──────── RECORD EXCERPTS

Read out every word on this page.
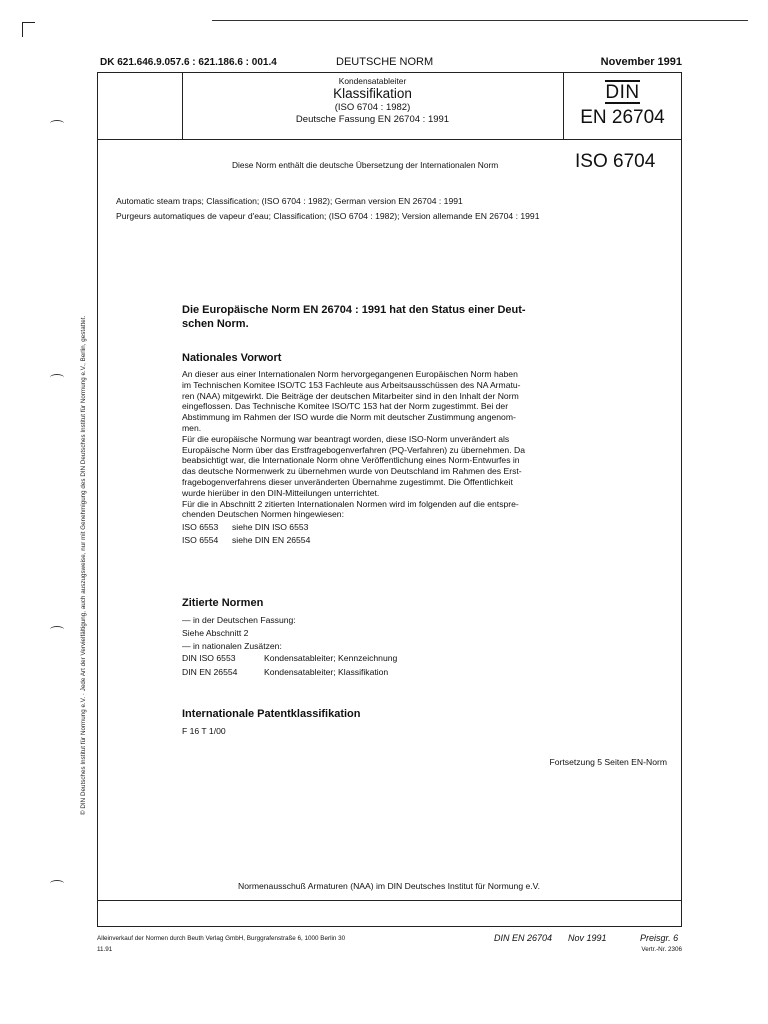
DK 621.646.9.057.6 : 621.186.6 : 001.4	DEUTSCHE NORM	November 1991
Kondensatableiter
Klassifikation
(ISO 6704 : 1982)
Deutsche Fassung EN 26704 : 1991
DIN
EN 26704
Diese Norm enthält die deutsche Übersetzung der Internationalen Norm	ISO 6704
Automatic steam traps; Classification; (ISO 6704 : 1982); German version EN 26704 : 1991
Purgeurs automatiques de vapeur d'eau; Classification; (ISO 6704 : 1982); Version allemande EN 26704 : 1991
Die Europäische Norm EN 26704 : 1991 hat den Status einer Deut-
schen Norm.
Nationales Vorwort
An dieser aus einer Internationalen Norm hervorgegangenen Europäischen Norm haben
im Technischen Komitee ISO/TC 153 Fachleute aus Arbeitsausschüssen des NA Armatu-
ren (NAA) mitgewirkt. Die Beiträge der deutschen Mitarbeiter sind in den Inhalt der Norm
eingeflossen. Das Technische Komitee ISO/TC 153 hat der Norm zugestimmt. Bei der
Abstimmung im Rahmen der ISO wurde die Norm mit deutscher Zustimmung angenom-
men.
Für die europäische Normung war beantragt worden, diese ISO-Norm unverändert als
Europäische Norm über das Erstfragebogenverfahren (PQ-Verfahren) zu übernehmen. Da
beabsichtigt war, die Internationale Norm ohne Veröffentlichung eines Norm-Entwurfes in
das deutsche Normenwerk zu übernehmen wurde von Deutschland im Rahmen des Erst-
fragebogenverfahrens dieser unveränderten Übernahme zugestimmt. Die Öffentlichkeit
wurde hierüber in den DIN-Mitteilungen unterrichtet.
Für die in Abschnitt 2 zitierten Internationalen Normen wird im folgenden auf die entspre-
chenden Deutschen Normen hingewiesen:
ISO 6553 siehe DIN ISO 6553
ISO 6554 siehe DIN EN 26554
Zitierte Normen
— in der Deutschen Fassung:
Siehe Abschnitt 2
— in nationalen Zusätzen:
DIN ISO 6553	Kondensatableiter; Kennzeichnung
DIN EN 26554	Kondensatableiter; Klassifikation
Internationale Patentklassifikation
F 16 T 1/00
Fortsetzung 5 Seiten EN-Norm
Normenausschuß Armaturen (NAA) im DIN Deutsches Institut für Normung e.V.
Alleinverkauf der Normen durch Beuth Verlag GmbH, Burggrafenstraße 6, 1000 Berlin 30
11.91
DIN EN 26704 Nov 1991	Preisgr. 6
Vertr.-Nr. 2306
© DIN Deutsches Institut für Normung e.V. · Jede Art der Vervielfältigung, auch auszugsweise, nur mit Genehmigung des DIN Deutsches Institut für Normung e.V., Berlin, gestattet.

────────────────

TASK ITEM |
Output a precise copy of the entries, leaving the images out.

RESPONSE TO THE TASK |
Read out every word on this page.
DK 621.646.9.057.6 : 621.186.6 : 001.4	DEUTSCHE NORM	November 1991
Kondensatableiter
Klassifikation
(ISO 6704 : 1982)
Deutsche Fassung EN 26704 : 1991
DIN
EN 26704
Diese Norm enthält die deutsche Übersetzung der Internationalen Norm	ISO 6704
Automatic steam traps; Classification; (ISO 6704 : 1982); German version EN 26704 : 1991
Purgeurs automatiques de vapeur d'eau; Classification; (ISO 6704 : 1982); Version allemande EN 26704 : 1991
Die Europäische Norm EN 26704 : 1991 hat den Status einer Deut-
schen Norm.
Nationales Vorwort
An dieser aus einer Internationalen Norm hervorgegangenen Europäischen Norm haben
im Technischen Komitee ISO/TC 153 Fachleute aus Arbeitsausschüssen des NA Armatu-
ren (NAA) mitgewirkt. Die Beiträge der deutschen Mitarbeiter sind in den Inhalt der Norm
eingeflossen. Das Technische Komitee ISO/TC 153 hat der Norm zugestimmt. Bei der
Abstimmung im Rahmen der ISO wurde die Norm mit deutscher Zustimmung angenom-
men.
Für die europäische Normung war beantragt worden, diese ISO-Norm unverändert als
Europäische Norm über das Erstfragebogenverfahren (PQ-Verfahren) zu übernehmen. Da
beabsichtigt war, die Internationale Norm ohne Veröffentlichung eines Norm-Entwurfes in
das deutsche Normenwerk zu übernehmen wurde von Deutschland im Rahmen des Erst-
fragebogenverfahrens dieser unveränderten Übernahme zugestimmt. Die Öffentlichkeit
wurde hierüber in den DIN-Mitteilungen unterrichtet.
Für die in Abschnitt 2 zitierten Internationalen Normen wird im folgenden auf die entspre-
chenden Deutschen Normen hingewiesen:
ISO 6553 siehe DIN ISO 6553
ISO 6554 siehe DIN EN 26554
Zitierte Normen
— in der Deutschen Fassung:
Siehe Abschnitt 2
— in nationalen Zusätzen:
DIN ISO 6553	Kondensatableiter; Kennzeichnung
DIN EN 26554	Kondensatableiter; Klassifikation
Internationale Patentklassifikation
F 16 T 1/00
Fortsetzung 5 Seiten EN-Norm
Normenausschuß Armaturen (NAA) im DIN Deutsches Institut für Normung e.V.
Alleinverkauf der Normen durch Beuth Verlag GmbH, Burggrafenstraße 6, 1000 Berlin 30
11.91
DIN EN 26704 Nov 1991	Preisgr. 6
Vertr.-Nr. 2306
© DIN Deutsches Institut für Normung e.V. · Jede Art der Vervielfältigung, auch auszugsweise, nur mit Genehmigung des DIN Deutsches Institut für Normung e.V., Berlin, gestattet.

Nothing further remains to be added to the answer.